— COMPITI DA SVOLGERE —
1. Risponda alle seguenti domande sul documento dedicato alla Giornata mondiale dell'alimentazione:
(a) In quale anno la FAO ha designato il 16 ottobre come Giornata mondiale dell'alimentazione?
(b) Quante persone si stima popoleranno il pianeta entro il 2050?
(c) Quale gas emettono mucche e pecore quando digeriscono erba e piante?
2. Estragga dai record ogni riga che contiene la stringa "open".

— DOCUMENTO —
>>>

Maria Cristina Ianiro
L'Organizzazione delle Nazioni Unite per l'alimentazione e l'agricoltura (FAO) ha designato il 16 ottobre come Giornata mondiale dell'alimentazione nel 1979.
L'obiettivo è quello di promuovere la consapevolezza e l'azione globale a favore di coloro che soffrono la fame e di sottolineare la necessità di garantire una dieta sana per tutti. Parlare di alimentazione nel 2023 significa altresì riflettere sugli impatti che la produzione di cibo ha sul nostro pianeta. Ciò che mangiamo e come viene prodotto influisce sulla nostra salute e sull'ambiente. Il cibo deve essere coltivato e trasformato, trasportato, distribuito, preparato, consumato e talvolta smaltito. Ognuno di questi passaggi crea gas serra che intrappolano il calore del sole e contribuiscono al cambiamento climatico. Circa un terzo di tutte le emissioni di gas serra causate dall'uomo è infatti legato al cibo.
Uno degli obiettivi (e delle sfide) da raggiungere entro il 2050 è quello di far passare a un regime alimentare interamente
sostenibile, i quasi dieci miliardi di persone che si stima popoleranno il pianeta. Questo permetterà al contempo di ridurre le emissioni di gas serra e la perdita di biodiversità, incentivando un cambiamento concreto di destinazione d'uso dei terreni ad oggi utili al mercato dell'allevamento intensivo e prevenendo la perdita di servizi ecosistemici.
Attualmente tutte le attività legate alla produzione di cibo contribuiscono a circa un terzo delle emissioni di gas serra prodotte sul nostro pianeta. Infatti, la maggior parte dei gas serra legati all'alimentazione proviene dall'agricoltura e dall'uso del suolo. Questo include, ad esempio:
Una parte più piccola delle emissioni di gas serra degli alimenti è causata invece da:
È facile intuire come diverse tipologie di alimenti hanno impatti altrettanto variabili sul nostro pianeta. Nello specifico, l’impatto climatico degli alimenti viene misurato in termini di intensità delle emissioni di gas serra. Questa viene poi espressa in chilogrammi equivalenti di anidride carbonica e tutti i gas serra.
Gli alimenti di origine animale, in particolare la carne rossa, i latticini e i gamberi d'allevamento, sono generalmente associati alle più alte emissioni. Questo perché la produzione di carne richiede spesso pascoli estesi, che solitamente, purtroppo, vengono creati abbattendo alberi, liberando anidride carbonica immagazzinata nelle foreste. Mucche e pecore, poi, emettono metano quando digeriscono erba e piante. Infine, i rifiuti del bestiame sui pascoli e i fertilizzanti chimici utilizzati per le colture destinate all'alimentazione del bestiame emettono protossido di azoto, un altro potente gas serra.

<<<

— INSIEME DI DATI —

>>>

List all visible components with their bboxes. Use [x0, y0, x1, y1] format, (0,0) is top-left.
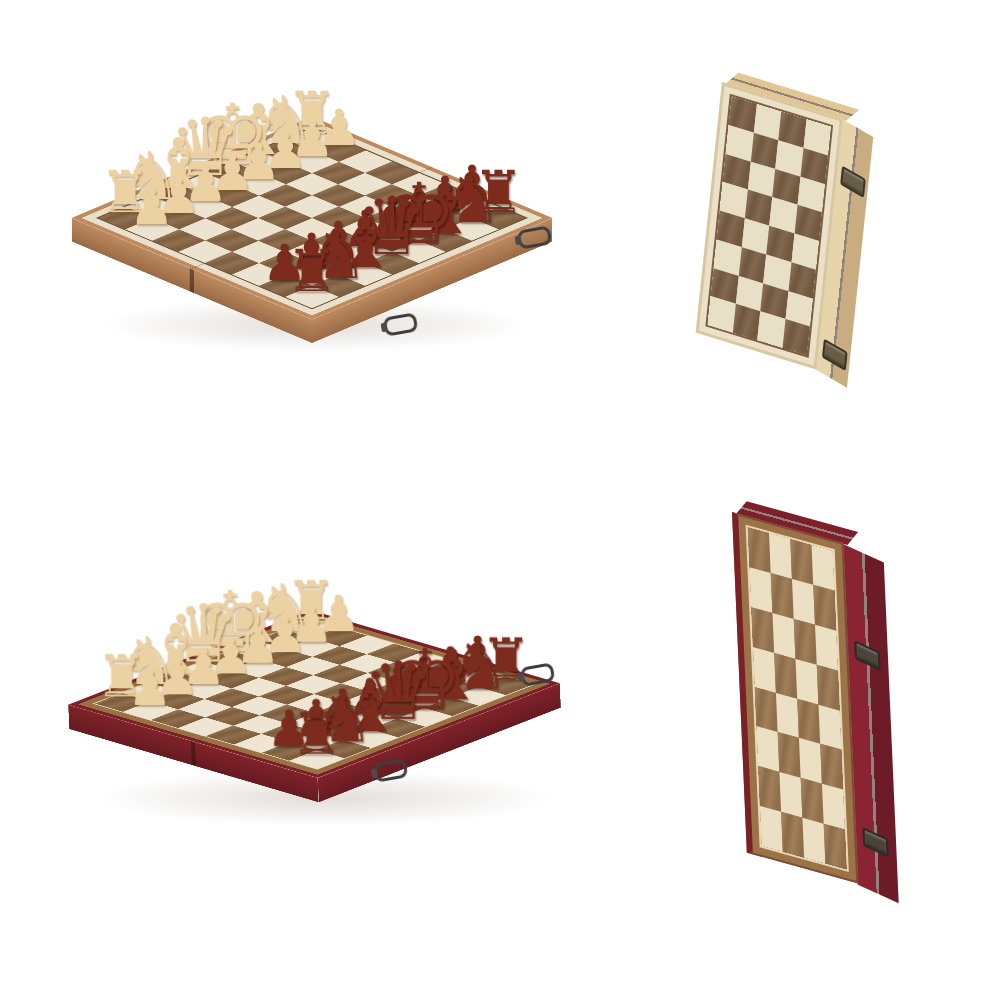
white-pawn-piece: ♟ [287, 114, 337, 162]
board-square [820, 744, 843, 790]
board-square [749, 567, 772, 613]
white-rook-piece: ♜ [93, 647, 151, 702]
black-king-piece: ♚ [377, 172, 461, 252]
black-rook-piece: ♜ [283, 242, 341, 297]
board-square [774, 653, 797, 699]
latch-icon [854, 640, 880, 671]
photo-open-board-mahogany[interactable]: ♜♞♝♛♚♝♞♜♟♟♟♟♟♟♟♟♟♟♟♟♟♟♟♟♜♞♝♛♚♝♞♜ [40, 500, 585, 850]
board-square [790, 539, 813, 585]
black-knight-piece: ♞ [311, 686, 377, 749]
white-king-piece: ♚ [190, 93, 274, 173]
product-collage: ♜♞♝♛♚♝♞♜♟♟♟♟♟♟♟♟♟♟♟♟♟♟♟♟♜♞♝♛♚♝♞♜ ♜♞♝♛♚♝♞… [0, 0, 1000, 1000]
board-square [756, 726, 779, 772]
white-pawn-piece: ♟ [234, 137, 284, 185]
white-rook-piece: ♜ [96, 163, 154, 218]
black-queen-piece: ♛ [358, 652, 438, 728]
board-square [812, 545, 835, 591]
board-square [781, 812, 804, 858]
white-pawn-piece: ♟ [314, 103, 364, 151]
photo-folded-box-natural[interactable] [680, 55, 910, 385]
black-knight-piece: ♞ [306, 223, 372, 286]
black-king-piece: ♚ [383, 638, 467, 718]
black-pawn-piece: ♟ [426, 641, 476, 689]
black-pawn-piece: ♟ [291, 693, 341, 741]
board-square [751, 607, 774, 653]
board-square [760, 806, 783, 852]
white-knight-piece: ♞ [252, 88, 318, 151]
white-pawn-piece: ♟ [260, 610, 310, 658]
pieces-layer: ♜♞♝♛♚♝♞♜♟♟♟♟♟♟♟♟♟♟♟♟♟♟♟♟♜♞♝♛♚♝♞♜ [98, 128, 525, 308]
black-pawn-piece: ♟ [287, 227, 337, 275]
board-square [772, 613, 795, 659]
white-pawn-piece: ♟ [180, 159, 230, 207]
board-square [778, 732, 801, 778]
board-square [792, 579, 815, 625]
board-square [794, 619, 817, 665]
white-pawn-piece: ♟ [207, 148, 257, 196]
black-pawn-piece: ♟ [447, 159, 497, 207]
chessboard-open-mahogany: ♜♞♝♛♚♝♞♜♟♟♟♟♟♟♟♟♟♟♟♟♟♟♟♟♜♞♝♛♚♝♞♜ [68, 610, 560, 778]
board-square [758, 766, 781, 812]
white-rook-piece: ♜ [282, 573, 340, 628]
white-pawn-piece: ♟ [287, 600, 337, 648]
black-knight-piece: ♞ [446, 634, 512, 697]
board-square [802, 818, 825, 864]
black-pawn-piece: ♟ [453, 630, 503, 678]
board-square [753, 647, 776, 693]
board-square [799, 738, 822, 784]
black-pawn-piece: ♟ [340, 204, 390, 252]
white-pawn-piece: ♟ [233, 621, 283, 669]
white-pawn-piece: ♟ [314, 589, 364, 637]
black-pawn-piece: ♟ [367, 193, 417, 241]
latch-icon [862, 827, 888, 858]
board-square [755, 687, 778, 733]
folded-checkerboard [748, 527, 847, 869]
photo-open-board-natural[interactable]: ♜♞♝♛♚♝♞♜♟♟♟♟♟♟♟♟♟♟♟♟♟♟♟♟♜♞♝♛♚♝♞♜ [40, 60, 580, 380]
black-rook-piece: ♜ [288, 704, 346, 759]
board-square [782, 319, 810, 355]
white-queen-piece: ♛ [165, 108, 245, 184]
black-rook-piece: ♜ [470, 163, 528, 218]
white-bishop-piece: ♝ [222, 583, 292, 649]
white-bishop-piece: ♝ [141, 615, 211, 682]
board-square [795, 659, 818, 705]
white-pawn-piece: ♟ [152, 652, 202, 700]
black-bishop-piece: ♝ [330, 208, 400, 275]
latch-icon [840, 165, 866, 198]
board-square [818, 704, 841, 750]
board-square [748, 527, 771, 573]
white-queen-piece: ♛ [163, 595, 243, 671]
white-pawn-piece: ♟ [179, 642, 229, 690]
white-knight-piece: ♞ [119, 144, 185, 207]
board-square [813, 585, 836, 631]
white-pawn-piece: ♟ [125, 663, 175, 711]
black-knight-piece: ♞ [439, 167, 505, 230]
white-knight-piece: ♞ [251, 576, 317, 639]
photo-folded-box-mahogany[interactable] [690, 480, 930, 900]
board-square [822, 784, 845, 830]
black-pawn-piece: ♟ [314, 216, 364, 264]
board-square [776, 692, 799, 738]
black-pawn-piece: ♟ [260, 238, 310, 286]
folded-board-face [696, 82, 843, 370]
folded-board-face [732, 512, 858, 884]
white-bishop-piece: ♝ [144, 129, 214, 196]
white-pawn-piece: ♟ [127, 182, 177, 230]
board-square [769, 533, 792, 579]
board-square [801, 778, 824, 824]
board-square [732, 304, 760, 340]
white-pawn-piece: ♟ [154, 171, 204, 219]
black-bishop-piece: ♝ [336, 672, 406, 739]
white-knight-piece: ♞ [116, 629, 182, 692]
board-square [779, 772, 802, 818]
white-rook-piece: ♜ [283, 84, 341, 139]
black-bishop-piece: ♝ [417, 640, 487, 707]
white-bishop-piece: ♝ [224, 95, 294, 162]
black-pawn-piece: ♟ [420, 171, 470, 219]
white-king-piece: ♚ [188, 580, 272, 660]
folded-checkerboard [708, 96, 831, 355]
white-pawn-piece: ♟ [206, 631, 256, 679]
board-square [708, 296, 736, 332]
black-pawn-piece: ♟ [399, 651, 449, 699]
board-square [797, 698, 820, 744]
board-square [757, 312, 785, 348]
black-bishop-piece: ♝ [410, 174, 480, 241]
black-pawn-piece: ♟ [264, 704, 314, 752]
white-pawn-piece: ♟ [260, 125, 310, 173]
latch-icon [822, 339, 848, 372]
board-square [817, 664, 840, 710]
black-pawn-piece: ♟ [394, 182, 444, 230]
board-square [824, 824, 847, 870]
board-square [771, 573, 794, 619]
board-square [815, 625, 838, 671]
chessboard-open-natural: ♜♞♝♛♚♝♞♜♟♟♟♟♟♟♟♟♟♟♟♟♟♟♟♟♜♞♝♛♚♝♞♜ [72, 116, 553, 319]
black-queen-piece: ♛ [352, 187, 432, 263]
black-pawn-piece: ♟ [372, 662, 422, 710]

<<<

— RISPOSTE AI COMPITI —
1.
(a) Nel 1979.
(b) Quasi dieci miliardi di persone.
(c) Il metano.

2.
photo-open-board-mahogany[interactable]: ♜♞♝♛♚♝♞♜♟♟♟♟♟♟♟♟♟♟♟♟♟♟♟♟♜♞♝♛♚♝♞♜ [40, 500, 585, 850]
chessboard-open-mahogany: ♜♞♝♛♚♝♞♜♟♟♟♟♟♟♟♟♟♟♟♟♟♟♟♟♜♞♝♛♚♝♞♜ [68, 610, 560, 778]
photo-open-board-natural[interactable]: ♜♞♝♛♚♝♞♜♟♟♟♟♟♟♟♟♟♟♟♟♟♟♟♟♜♞♝♛♚♝♞♜ [40, 60, 580, 380]
chessboard-open-natural: ♜♞♝♛♚♝♞♜♟♟♟♟♟♟♟♟♟♟♟♟♟♟♟♟♜♞♝♛♚♝♞♜ [72, 116, 553, 319]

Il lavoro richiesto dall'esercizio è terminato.